= GIVEN REQUEST =
In the entries below, count each line holding the word "rate". Answer with the total alone.

>> start SUPPLIED DATA

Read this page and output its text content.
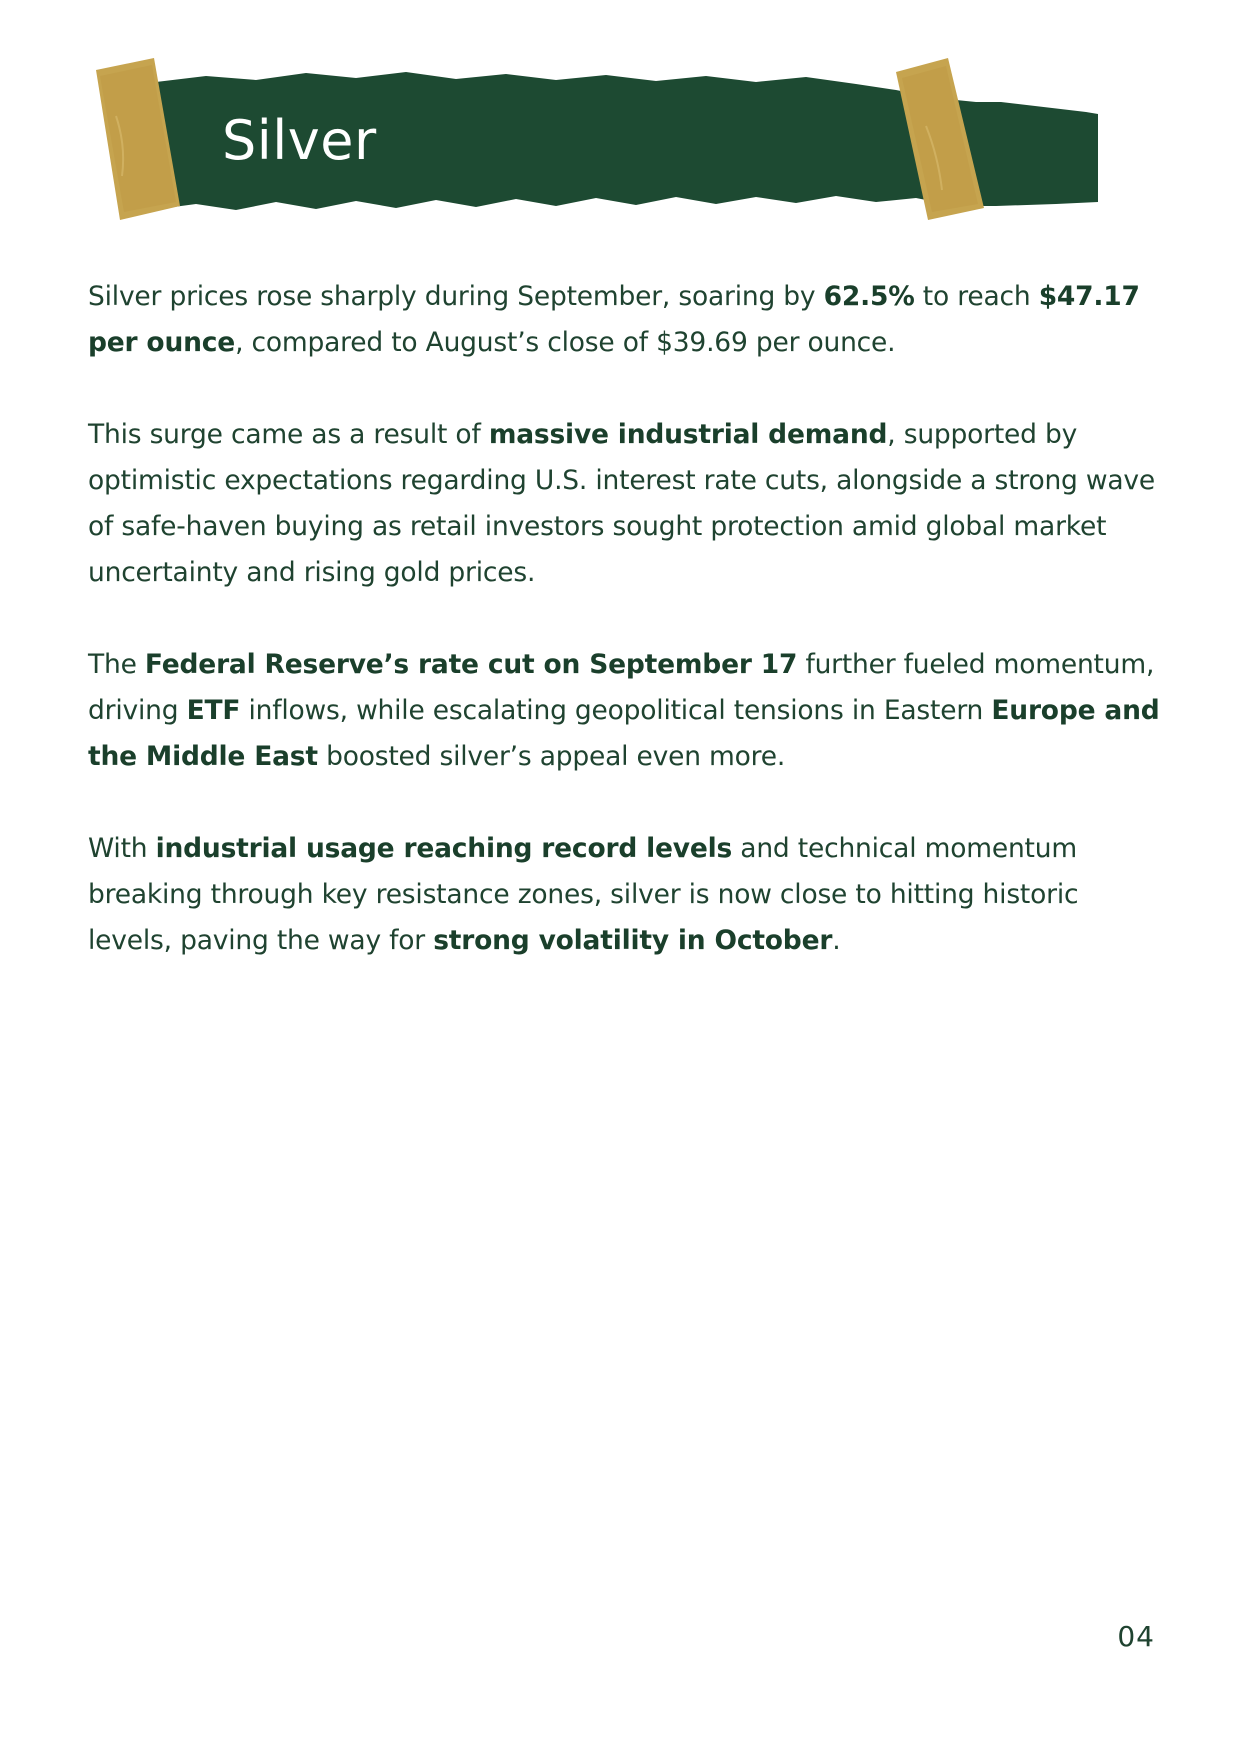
Silver

Silver prices rose sharply during September, soaring by 62.5% to reach $47.17 per ounce, compared to August’s close of $39.69 per ounce.

This surge came as a result of massive industrial demand, supported by optimistic expectations regarding U.S. interest rate cuts, alongside a strong wave of safe-haven buying as retail investors sought protection amid global market uncertainty and rising gold prices.

The Federal Reserve’s rate cut on September 17 further fueled momentum, driving ETF inflows, while escalating geopolitical tensions in Eastern Europe and the Middle East boosted silver’s appeal even more.

With industrial usage reaching record levels and technical momentum breaking through key resistance zones, silver is now close to hitting historic levels, paving the way for strong volatility in October.

04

>> end SUPPLIED DATA

= SOLUTION FOR THIS PROBLEM =
2